• [Written problem]: Copy everything in the listing below word for word, apart from any images.

— Begin —

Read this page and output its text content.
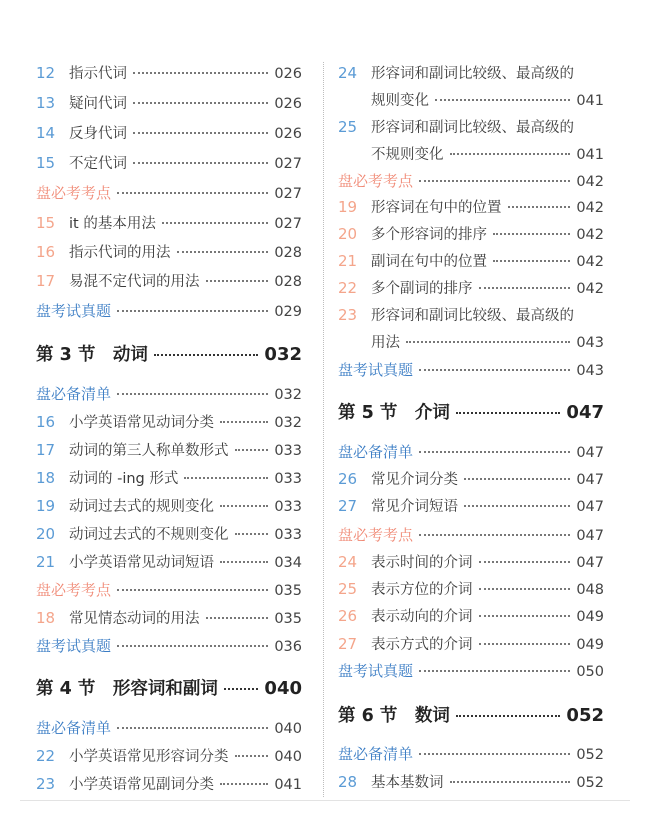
12 指示代词	026
13 疑问代词	026
14 反身代词	026
15 不定代词	027
盘必考考点	027
15 it 的基本用法	027
16 指示代词的用法	028
17 易混不定代词的用法	028
盘考试真题	029
第 3 节　动词	032
盘必备清单	032
16 小学英语常见动词分类	032
17 动词的第三人称单数形式	033
18 动词的 -ing 形式	033
19 动词过去式的规则变化	033
20 动词过去式的不规则变化	033
21 小学英语常见动词短语	034
盘必考考点	035
18 常见情态动词的用法	035
盘考试真题	036
第 4 节　形容词和副词	040
盘必备清单	040
22 小学英语常见形容词分类	040
23 小学英语常见副词分类	041
24 形容词和副词比较级、最高级的
规则变化	041
25 形容词和副词比较级、最高级的
不规则变化	041
盘必考考点	042
19 形容词在句中的位置	042
20 多个形容词的排序	042
21 副词在句中的位置	042
22 多个副词的排序	042
23 形容词和副词比较级、最高级的
用法	043
盘考试真题	043
第 5 节　介词	047
盘必备清单	047
26 常见介词分类	047
27 常见介词短语	047
盘必考考点	047
24 表示时间的介词	047
25 表示方位的介词	048
26 表示动向的介词	049
27 表示方式的介词	049
盘考试真题	050
第 6 节　数词	052
盘必备清单	052
28 基本基数词	052
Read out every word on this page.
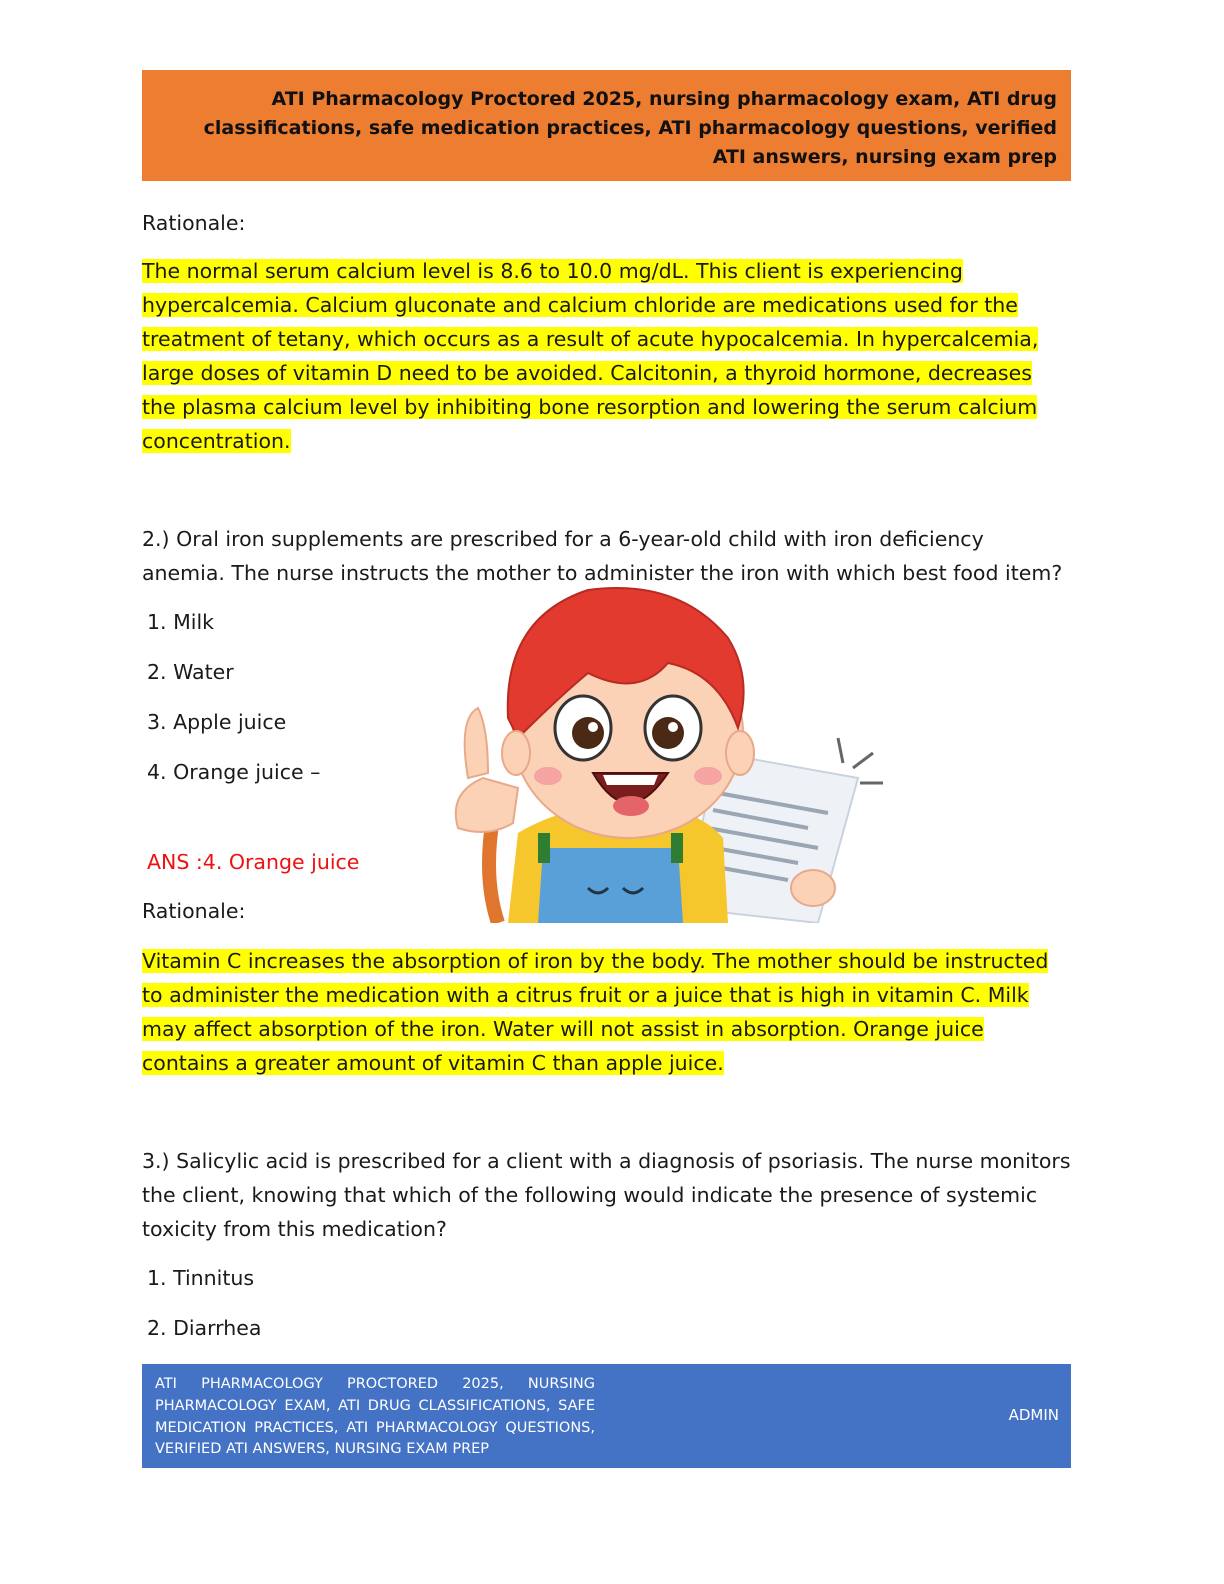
ATI Pharmacology Proctored 2025, nursing pharmacology exam, ATI drug classifications, safe medication practices, ATI pharmacology questions, verified ATI answers, nursing exam prep

Rationale:

The normal serum calcium level is 8.6 to 10.0 mg/dL. This client is experiencing hypercalcemia. Calcium gluconate and calcium chloride are medications used for the treatment of tetany, which occurs as a result of acute hypocalcemia. In hypercalcemia, large doses of vitamin D need to be avoided. Calcitonin, a thyroid hormone, decreases the plasma calcium level by inhibiting bone resorption and lowering the serum calcium concentration.

2.) Oral iron supplements are prescribed for a 6-year-old child with iron deficiency anemia. The nurse instructs the mother to administer the iron with which best food item?

1. Milk

2. Water

3. Apple juice

4. Orange juice –

ANS :4. Orange juice

Rationale:

Vitamin C increases the absorption of iron by the body. The mother should be instructed to administer the medication with a citrus fruit or a juice that is high in vitamin C. Milk may affect absorption of the iron. Water will not assist in absorption. Orange juice contains a greater amount of vitamin C than apple juice.

3.) Salicylic acid is prescribed for a client with a diagnosis of psoriasis. The nurse monitors the client, knowing that which of the following would indicate the presence of systemic toxicity from this medication?

1. Tinnitus

2. Diarrhea

ATI PHARMACOLOGY PROCTORED 2025, NURSING PHARMACOLOGY EXAM, ATI DRUG CLASSIFICATIONS, SAFE MEDICATION PRACTICES, ATI PHARMACOLOGY QUESTIONS, VERIFIED ATI ANSWERS, NURSING EXAM PREP
ADMIN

— End —

• [Solution to the exercise]:
Read this page and output its text content.
12 指示代词	026
13 疑问代词	026
14 反身代词	026
15 不定代词	027
盘必考考点	027
15 it 的基本用法	027
16 指示代词的用法	028
17 易混不定代词的用法	028
盘考试真题	029
第 3 节　动词	032
盘必备清单	032
16 小学英语常见动词分类	032
17 动词的第三人称单数形式	033
18 动词的 -ing 形式	033
19 动词过去式的规则变化	033
20 动词过去式的不规则变化	033
21 小学英语常见动词短语	034
盘必考考点	035
18 常见情态动词的用法	035
盘考试真题	036
第 4 节　形容词和副词	040
盘必备清单	040
22 小学英语常见形容词分类	040
23 小学英语常见副词分类	041
24 形容词和副词比较级、最高级的
规则变化	041
25 形容词和副词比较级、最高级的
不规则变化	041
盘必考考点	042
19 形容词在句中的位置	042
20 多个形容词的排序	042
21 副词在句中的位置	042
22 多个副词的排序	042
23 形容词和副词比较级、最高级的
用法	043
盘考试真题	043
第 5 节　介词	047
盘必备清单	047
26 常见介词分类	047
27 常见介词短语	047
盘必考考点	047
24 表示时间的介词	047
25 表示方位的介词	048
26 表示动向的介词	049
27 表示方式的介词	049
盘考试真题	050
第 6 节　数词	052
盘必备清单	052
28 基本基数词	052
Read out every word on this page.
ATI Pharmacology Proctored 2025, nursing pharmacology exam, ATI drug classifications, safe medication practices, ATI pharmacology questions, verified ATI answers, nursing exam prep

Rationale:

The normal serum calcium level is 8.6 to 10.0 mg/dL. This client is experiencing hypercalcemia. Calcium gluconate and calcium chloride are medications used for the treatment of tetany, which occurs as a result of acute hypocalcemia. In hypercalcemia, large doses of vitamin D need to be avoided. Calcitonin, a thyroid hormone, decreases the plasma calcium level by inhibiting bone resorption and lowering the serum calcium concentration.

2.) Oral iron supplements are prescribed for a 6-year-old child with iron deficiency anemia. The nurse instructs the mother to administer the iron with which best food item?

1. Milk

2. Water

3. Apple juice

4. Orange juice –

ANS :4. Orange juice

Rationale:

Vitamin C increases the absorption of iron by the body. The mother should be instructed to administer the medication with a citrus fruit or a juice that is high in vitamin C. Milk may affect absorption of the iron. Water will not assist in absorption. Orange juice contains a greater amount of vitamin C than apple juice.

3.) Salicylic acid is prescribed for a client with a diagnosis of psoriasis. The nurse monitors the client, knowing that which of the following would indicate the presence of systemic toxicity from this medication?

1. Tinnitus

2. Diarrhea

ATI PHARMACOLOGY PROCTORED 2025, NURSING PHARMACOLOGY EXAM, ATI DRUG CLASSIFICATIONS, SAFE MEDICATION PRACTICES, ATI PHARMACOLOGY QUESTIONS, VERIFIED ATI ANSWERS, NURSING EXAM PREP
ADMIN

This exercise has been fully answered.